(begin)

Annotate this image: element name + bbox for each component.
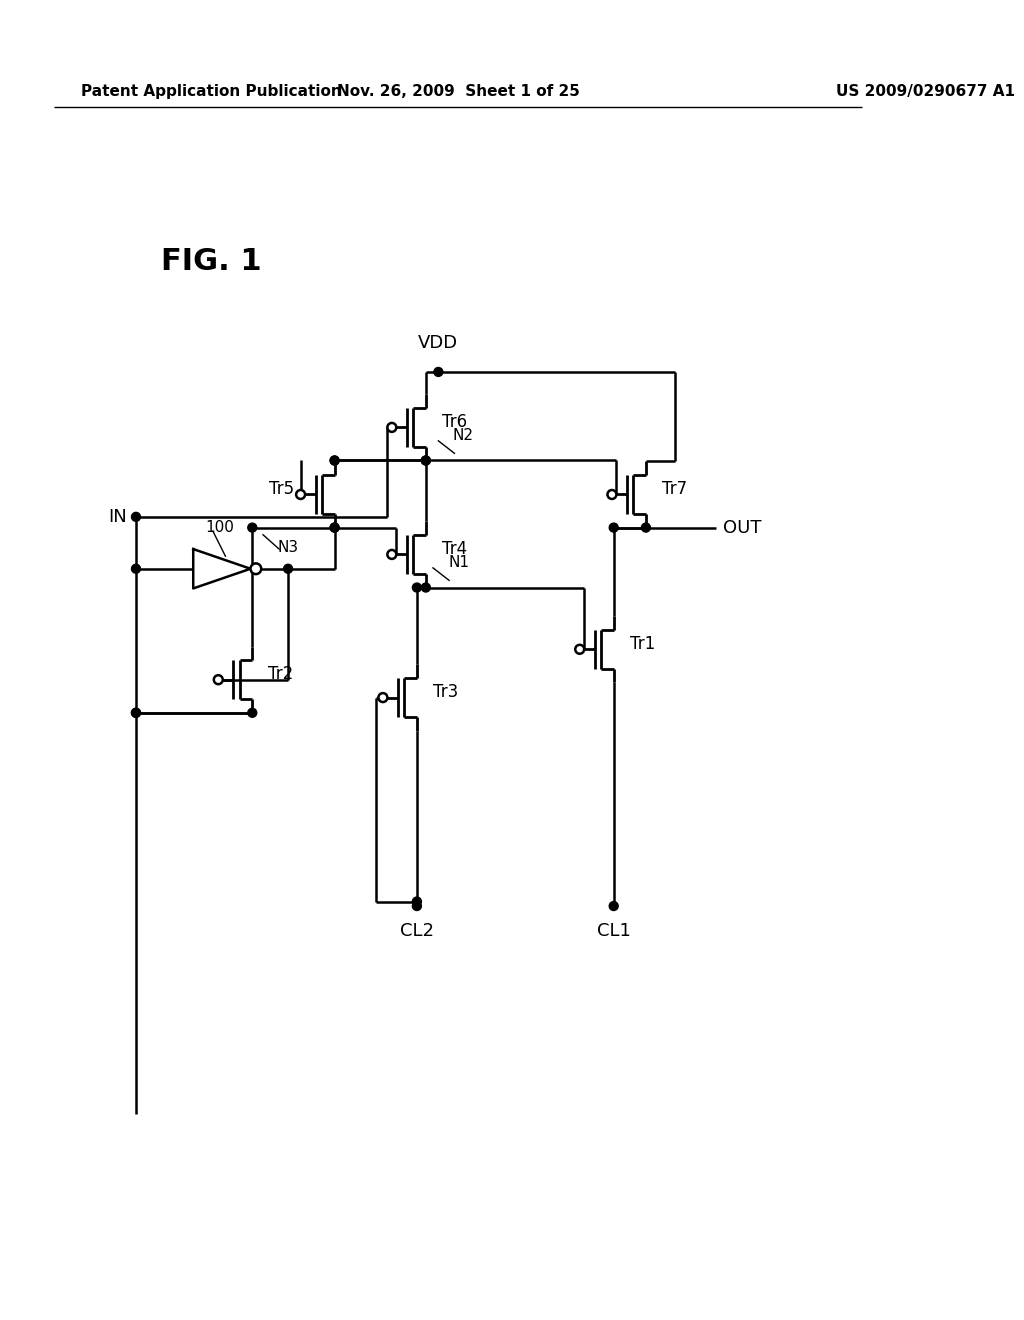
Text: Tr6: Tr6 — [442, 413, 467, 432]
Circle shape — [251, 564, 261, 574]
Circle shape — [413, 583, 421, 591]
Text: N2: N2 — [453, 428, 474, 444]
Text: Tr1: Tr1 — [630, 635, 655, 653]
Text: OUT: OUT — [723, 519, 762, 537]
Circle shape — [248, 523, 257, 532]
Text: CL1: CL1 — [597, 923, 631, 940]
Text: FIG. 1: FIG. 1 — [161, 247, 262, 276]
Circle shape — [387, 422, 396, 432]
Circle shape — [387, 550, 396, 558]
Circle shape — [434, 367, 442, 376]
Text: Tr7: Tr7 — [663, 480, 687, 498]
Circle shape — [609, 523, 618, 532]
Text: CL2: CL2 — [400, 923, 434, 940]
Text: Tr2: Tr2 — [268, 665, 294, 684]
Circle shape — [131, 709, 140, 717]
Circle shape — [575, 644, 584, 653]
Text: US 2009/0290677 A1: US 2009/0290677 A1 — [837, 84, 1016, 99]
Circle shape — [641, 523, 650, 532]
Circle shape — [609, 902, 618, 911]
Circle shape — [379, 693, 387, 702]
Circle shape — [421, 455, 430, 465]
Text: N3: N3 — [278, 540, 298, 554]
Circle shape — [607, 490, 616, 499]
Circle shape — [131, 709, 140, 717]
Text: Tr5: Tr5 — [269, 480, 294, 498]
Circle shape — [330, 455, 339, 465]
Text: N1: N1 — [449, 554, 469, 570]
Text: 100: 100 — [206, 520, 234, 535]
Text: Tr4: Tr4 — [442, 540, 467, 558]
Circle shape — [330, 523, 339, 532]
Circle shape — [330, 455, 339, 465]
Text: Patent Application Publication: Patent Application Publication — [81, 84, 341, 99]
Text: IN: IN — [109, 508, 127, 525]
Text: VDD: VDD — [418, 334, 459, 352]
Circle shape — [421, 583, 430, 591]
Circle shape — [214, 676, 223, 684]
Circle shape — [413, 898, 421, 906]
Text: Tr3: Tr3 — [433, 684, 459, 701]
Circle shape — [248, 709, 257, 717]
Circle shape — [421, 455, 430, 465]
Circle shape — [330, 523, 339, 532]
Circle shape — [296, 490, 305, 499]
Text: Nov. 26, 2009  Sheet 1 of 25: Nov. 26, 2009 Sheet 1 of 25 — [337, 84, 580, 99]
Circle shape — [131, 512, 140, 521]
Circle shape — [131, 564, 140, 573]
Circle shape — [284, 564, 293, 573]
Circle shape — [413, 902, 421, 911]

(end)

### THE EXERCISE
Present the data above as a numbered list, one line per item, with blank lines dropped and the picture left out.

### SOLVED EXERCISE
1. Annotate this image: element name + bbox for each component.
2. Text: Tr6: Tr6 — [442, 413, 467, 432]
3. Circle shape — [251, 564, 261, 574]
4. Circle shape — [413, 583, 421, 591]
5. Text: N2: N2 — [453, 428, 474, 444]
6. Text: Tr1: Tr1 — [630, 635, 655, 653]
7. Text: OUT: OUT — [723, 519, 762, 537]
8. Circle shape — [248, 523, 257, 532]
9. Text: CL1: CL1 — [597, 923, 631, 940]
10. Text: FIG. 1: FIG. 1 — [161, 247, 262, 276]
11. Circle shape — [387, 422, 396, 432]
12. Circle shape — [387, 550, 396, 558]
13. Circle shape — [434, 367, 442, 376]
14. Text: Tr7: Tr7 — [663, 480, 687, 498]
15. Circle shape — [609, 523, 618, 532]
16. Text: CL2: CL2 — [400, 923, 434, 940]
17. Text: Tr2: Tr2 — [268, 665, 294, 684]
18. Circle shape — [131, 709, 140, 717]
19. Circle shape — [575, 644, 584, 653]
20. Text: US 2009/0290677 A1: US 2009/0290677 A1 — [837, 84, 1016, 99]
21. Circle shape — [641, 523, 650, 532]
22. Circle shape — [609, 902, 618, 911]
23. Circle shape — [379, 693, 387, 702]
24. Circle shape — [421, 455, 430, 465]
25. Text: N3: N3 — [278, 540, 298, 554]
26. Circle shape — [607, 490, 616, 499]
27. Circle shape — [131, 709, 140, 717]
28. Text: Tr5: Tr5 — [269, 480, 294, 498]
29. Circle shape — [330, 455, 339, 465]
30. Text: N1: N1 — [449, 554, 469, 570]
31. Text: 100: 100 — [206, 520, 234, 535]
32. Text: Tr4: Tr4 — [442, 540, 467, 558]
33. Circle shape — [330, 523, 339, 532]
34. Circle shape — [330, 455, 339, 465]
35. Text: Patent Application Publication: Patent Application Publication — [81, 84, 341, 99]
36. Text: IN: IN — [109, 508, 127, 525]
37. Text: VDD: VDD — [418, 334, 459, 352]
38. Circle shape — [421, 583, 430, 591]
39. Circle shape — [214, 676, 223, 684]
40. Circle shape — [413, 898, 421, 906]
41. Text: Tr3: Tr3 — [433, 684, 459, 701]
42. Circle shape — [248, 709, 257, 717]
43. Circle shape — [421, 455, 430, 465]
44. Circle shape — [330, 523, 339, 532]
45. Circle shape — [296, 490, 305, 499]
46. Text: Nov. 26, 2009  Sheet 1 of 25: Nov. 26, 2009 Sheet 1 of 25 — [337, 84, 580, 99]
47. Circle shape — [131, 512, 140, 521]
48. Circle shape — [131, 564, 140, 573]
49. Circle shape — [284, 564, 293, 573]
50. Circle shape — [413, 902, 421, 911]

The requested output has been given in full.